» Page image transcription data
--*--
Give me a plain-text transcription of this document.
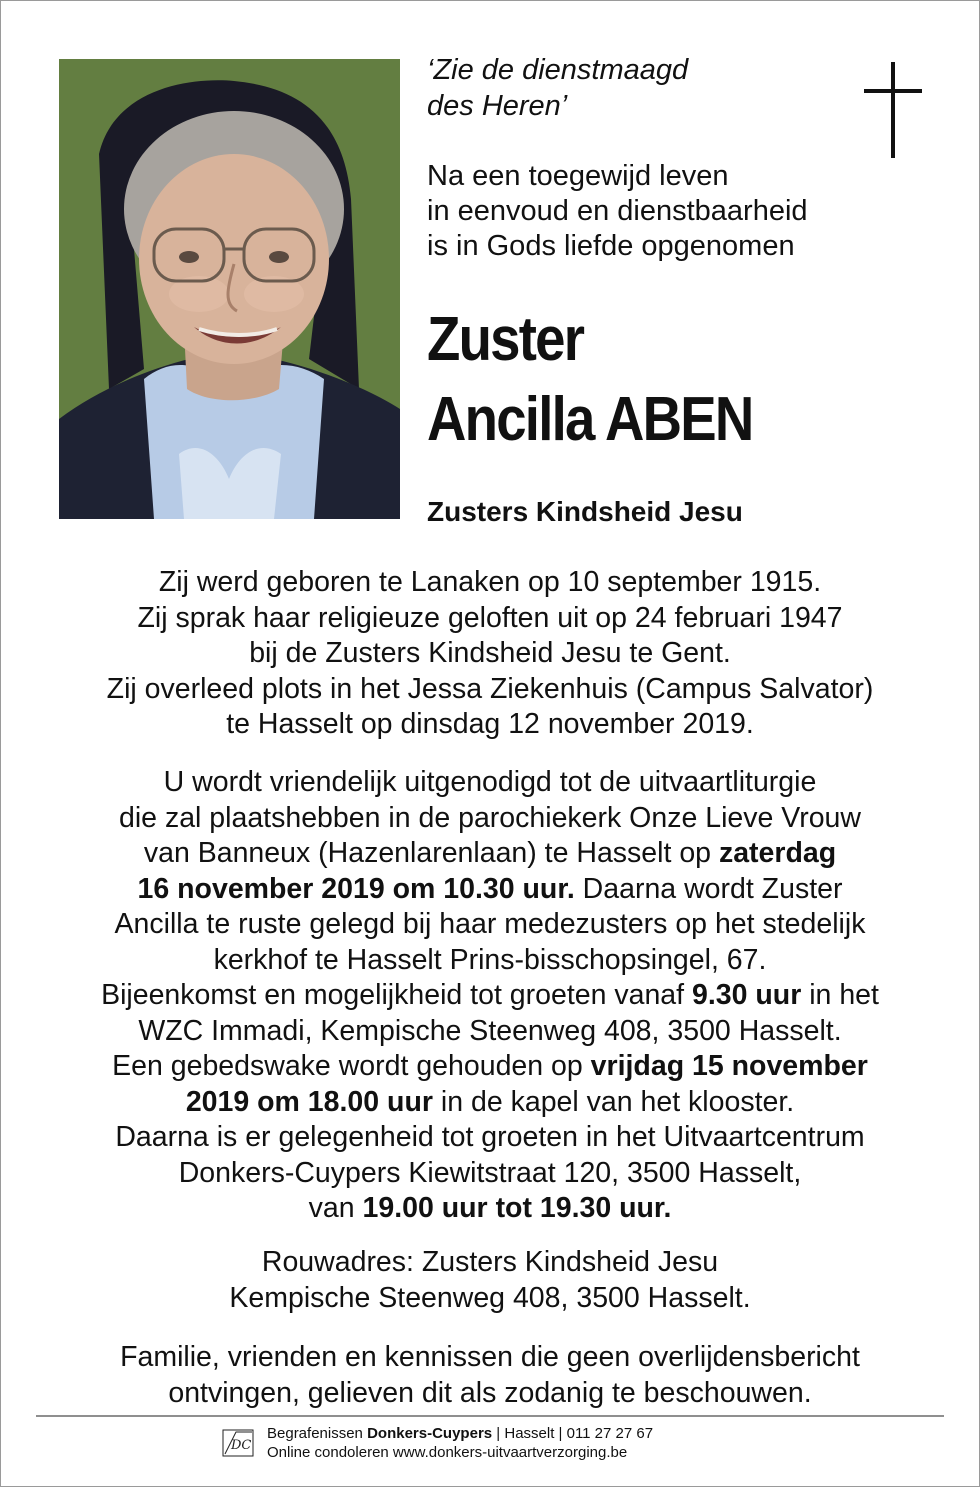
‘Zie de dienstmaagd
des Heren’
Na een toegewijd leven
in eenvoud en dienstbaarheid
is in Gods liefde opgenomen
Zuster
Ancilla ABEN
Zusters Kindsheid Jesu
Zij werd geboren te Lanaken op 10 september 1915.
Zij sprak haar religieuze geloften uit op 24 februari 1947
bij de Zusters Kindsheid Jesu te Gent.
Zij overleed plots in het Jessa Ziekenhuis (Campus Salvator)
te Hasselt op dinsdag 12 november 2019.
U wordt vriendelijk uitgenodigd tot de uitvaartliturgie
die zal plaatshebben in de parochiekerk Onze Lieve Vrouw
van Banneux (Hazenlarenlaan) te Hasselt op zaterdag
16 november 2019 om 10.30 uur. Daarna wordt Zuster
Ancilla te ruste gelegd bij haar medezusters op het stedelijk
kerkhof te Hasselt Prins-bisschopsingel, 67.
Bijeenkomst en mogelijkheid tot groeten vanaf 9.30 uur in het
WZC Immadi, Kempische Steenweg 408, 3500 Hasselt.
Een gebedswake wordt gehouden op vrijdag 15 november
2019 om 18.00 uur in de kapel van het klooster.
Daarna is er gelegenheid tot groeten in het Uitvaartcentrum
Donkers-Cuypers Kiewitstraat 120, 3500 Hasselt,
van 19.00 uur tot 19.30 uur.
Rouwadres: Zusters Kindsheid Jesu
Kempische Steenweg 408, 3500 Hasselt.
Familie, vrienden en kennissen die geen overlijdensbericht
ontvingen, gelieven dit als zodanig te beschouwen.
DC
Begrafenissen Donkers-Cuypers | Hasselt | 011 27 27 67
Online condoleren www.donkers-uitvaartverzorging.be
--*--
» Your objective
None of the pictures belong in the copy; transcribe the rest of the data exactly.

» Solution to this task
Give me a plain-text transcription of this document.
‘Zie de dienstmaagd
des Heren’
Na een toegewijd leven
in eenvoud en dienstbaarheid
is in Gods liefde opgenomen
Zuster
Ancilla ABEN
Zusters Kindsheid Jesu
Zij werd geboren te Lanaken op 10 september 1915.
Zij sprak haar religieuze geloften uit op 24 februari 1947
bij de Zusters Kindsheid Jesu te Gent.
Zij overleed plots in het Jessa Ziekenhuis (Campus Salvator)
te Hasselt op dinsdag 12 november 2019.
U wordt vriendelijk uitgenodigd tot de uitvaartliturgie
die zal plaatshebben in de parochiekerk Onze Lieve Vrouw
van Banneux (Hazenlarenlaan) te Hasselt op zaterdag
16 november 2019 om 10.30 uur. Daarna wordt Zuster
Ancilla te ruste gelegd bij haar medezusters op het stedelijk
kerkhof te Hasselt Prins-bisschopsingel, 67.
Bijeenkomst en mogelijkheid tot groeten vanaf 9.30 uur in het
WZC Immadi, Kempische Steenweg 408, 3500 Hasselt.
Een gebedswake wordt gehouden op vrijdag 15 november
2019 om 18.00 uur in de kapel van het klooster.
Daarna is er gelegenheid tot groeten in het Uitvaartcentrum
Donkers-Cuypers Kiewitstraat 120, 3500 Hasselt,
van 19.00 uur tot 19.30 uur.
Rouwadres: Zusters Kindsheid Jesu
Kempische Steenweg 408, 3500 Hasselt.
Familie, vrienden en kennissen die geen overlijdensbericht
ontvingen, gelieven dit als zodanig te beschouwen.
DC
Begrafenissen Donkers-Cuypers | Hasselt | 011 27 27 67
Online condoleren www.donkers-uitvaartverzorging.be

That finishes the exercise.